- [PROBLEM]: Give the data again exactly as it is written.

- [MATERIALS PROVIDED]:
■ ■ ■ ■ ■

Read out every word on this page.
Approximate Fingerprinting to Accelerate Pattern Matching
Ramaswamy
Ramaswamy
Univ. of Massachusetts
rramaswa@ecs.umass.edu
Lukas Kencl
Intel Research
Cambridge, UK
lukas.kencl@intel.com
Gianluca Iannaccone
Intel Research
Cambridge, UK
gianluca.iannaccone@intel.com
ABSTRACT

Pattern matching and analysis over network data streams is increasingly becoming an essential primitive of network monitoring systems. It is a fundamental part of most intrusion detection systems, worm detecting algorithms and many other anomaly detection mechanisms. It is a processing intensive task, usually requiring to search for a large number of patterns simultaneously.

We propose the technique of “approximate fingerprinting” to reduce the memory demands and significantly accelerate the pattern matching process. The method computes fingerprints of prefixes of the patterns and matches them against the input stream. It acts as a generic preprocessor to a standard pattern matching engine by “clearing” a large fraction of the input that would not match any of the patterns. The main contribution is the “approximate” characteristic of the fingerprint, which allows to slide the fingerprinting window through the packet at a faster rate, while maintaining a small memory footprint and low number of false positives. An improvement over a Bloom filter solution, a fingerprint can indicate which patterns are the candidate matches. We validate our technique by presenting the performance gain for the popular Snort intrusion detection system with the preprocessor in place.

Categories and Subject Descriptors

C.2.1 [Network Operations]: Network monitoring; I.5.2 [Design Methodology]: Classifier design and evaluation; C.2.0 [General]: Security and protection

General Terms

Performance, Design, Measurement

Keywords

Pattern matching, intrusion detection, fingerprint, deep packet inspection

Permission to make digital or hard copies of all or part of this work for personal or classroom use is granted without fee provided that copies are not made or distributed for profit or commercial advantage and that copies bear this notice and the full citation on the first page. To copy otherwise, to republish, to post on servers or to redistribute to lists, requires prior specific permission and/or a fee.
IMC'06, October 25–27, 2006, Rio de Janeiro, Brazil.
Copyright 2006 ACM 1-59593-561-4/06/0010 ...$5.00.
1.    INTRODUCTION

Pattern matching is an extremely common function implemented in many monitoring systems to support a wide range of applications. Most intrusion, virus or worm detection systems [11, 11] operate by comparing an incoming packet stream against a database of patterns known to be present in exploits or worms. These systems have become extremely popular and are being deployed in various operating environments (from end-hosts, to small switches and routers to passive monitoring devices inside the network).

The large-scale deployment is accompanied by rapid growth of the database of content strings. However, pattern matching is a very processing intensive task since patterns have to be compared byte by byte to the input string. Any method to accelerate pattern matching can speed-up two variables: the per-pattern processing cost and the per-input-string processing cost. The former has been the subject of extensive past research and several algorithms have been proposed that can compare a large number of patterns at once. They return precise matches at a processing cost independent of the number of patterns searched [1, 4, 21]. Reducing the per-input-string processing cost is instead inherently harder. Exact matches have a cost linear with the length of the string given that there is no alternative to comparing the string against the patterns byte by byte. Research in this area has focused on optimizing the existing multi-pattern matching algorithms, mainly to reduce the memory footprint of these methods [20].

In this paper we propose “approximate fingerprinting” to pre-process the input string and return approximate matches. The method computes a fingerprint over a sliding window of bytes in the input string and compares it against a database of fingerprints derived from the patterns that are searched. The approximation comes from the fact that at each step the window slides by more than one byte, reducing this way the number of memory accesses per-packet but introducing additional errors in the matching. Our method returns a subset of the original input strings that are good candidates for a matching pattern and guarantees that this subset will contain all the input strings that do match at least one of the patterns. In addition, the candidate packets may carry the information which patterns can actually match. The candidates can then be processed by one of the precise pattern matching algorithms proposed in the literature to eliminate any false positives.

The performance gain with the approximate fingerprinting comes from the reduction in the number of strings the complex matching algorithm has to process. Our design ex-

■ ■ ■ ■ ■

- [YOUR SOLUTION]:
Read out every word on this page.
Approximate Fingerprinting to Accelerate Pattern Matching
Ramaswamy
Ramaswamy
Univ. of Massachusetts
rramaswa@ecs.umass.edu
Lukas Kencl
Intel Research
Cambridge, UK
lukas.kencl@intel.com
Gianluca Iannaccone
Intel Research
Cambridge, UK
gianluca.iannaccone@intel.com
ABSTRACT

Pattern matching and analysis over network data streams is increasingly becoming an essential primitive of network monitoring systems. It is a fundamental part of most intrusion detection systems, worm detecting algorithms and many other anomaly detection mechanisms. It is a processing intensive task, usually requiring to search for a large number of patterns simultaneously.

We propose the technique of “approximate fingerprinting” to reduce the memory demands and significantly accelerate the pattern matching process. The method computes fingerprints of prefixes of the patterns and matches them against the input stream. It acts as a generic preprocessor to a standard pattern matching engine by “clearing” a large fraction of the input that would not match any of the patterns. The main contribution is the “approximate” characteristic of the fingerprint, which allows to slide the fingerprinting window through the packet at a faster rate, while maintaining a small memory footprint and low number of false positives. An improvement over a Bloom filter solution, a fingerprint can indicate which patterns are the candidate matches. We validate our technique by presenting the performance gain for the popular Snort intrusion detection system with the preprocessor in place.

Categories and Subject Descriptors

C.2.1 [Network Operations]: Network monitoring; I.5.2 [Design Methodology]: Classifier design and evaluation; C.2.0 [General]: Security and protection

General Terms

Performance, Design, Measurement

Keywords

Pattern matching, intrusion detection, fingerprint, deep packet inspection

Permission to make digital or hard copies of all or part of this work for personal or classroom use is granted without fee provided that copies are not made or distributed for profit or commercial advantage and that copies bear this notice and the full citation on the first page. To copy otherwise, to republish, to post on servers or to redistribute to lists, requires prior specific permission and/or a fee.
IMC'06, October 25–27, 2006, Rio de Janeiro, Brazil.
Copyright 2006 ACM 1-59593-561-4/06/0010 ...$5.00.
1.    INTRODUCTION

Pattern matching is an extremely common function implemented in many monitoring systems to support a wide range of applications. Most intrusion, virus or worm detection systems [11, 11] operate by comparing an incoming packet stream against a database of patterns known to be present in exploits or worms. These systems have become extremely popular and are being deployed in various operating environments (from end-hosts, to small switches and routers to passive monitoring devices inside the network).

The large-scale deployment is accompanied by rapid growth of the database of content strings. However, pattern matching is a very processing intensive task since patterns have to be compared byte by byte to the input string. Any method to accelerate pattern matching can speed-up two variables: the per-pattern processing cost and the per-input-string processing cost. The former has been the subject of extensive past research and several algorithms have been proposed that can compare a large number of patterns at once. They return precise matches at a processing cost independent of the number of patterns searched [1, 4, 21]. Reducing the per-input-string processing cost is instead inherently harder. Exact matches have a cost linear with the length of the string given that there is no alternative to comparing the string against the patterns byte by byte. Research in this area has focused on optimizing the existing multi-pattern matching algorithms, mainly to reduce the memory footprint of these methods [20].

In this paper we propose “approximate fingerprinting” to pre-process the input string and return approximate matches. The method computes a fingerprint over a sliding window of bytes in the input string and compares it against a database of fingerprints derived from the patterns that are searched. The approximation comes from the fact that at each step the window slides by more than one byte, reducing this way the number of memory accesses per-packet but introducing additional errors in the matching. Our method returns a subset of the original input strings that are good candidates for a matching pattern and guarantees that this subset will contain all the input strings that do match at least one of the patterns. In addition, the candidate packets may carry the information which patterns can actually match. The candidates can then be processed by one of the precise pattern matching algorithms proposed in the literature to eliminate any false positives.

The performance gain with the approximate fingerprinting comes from the reduction in the number of strings the complex matching algorithm has to process. Our design ex-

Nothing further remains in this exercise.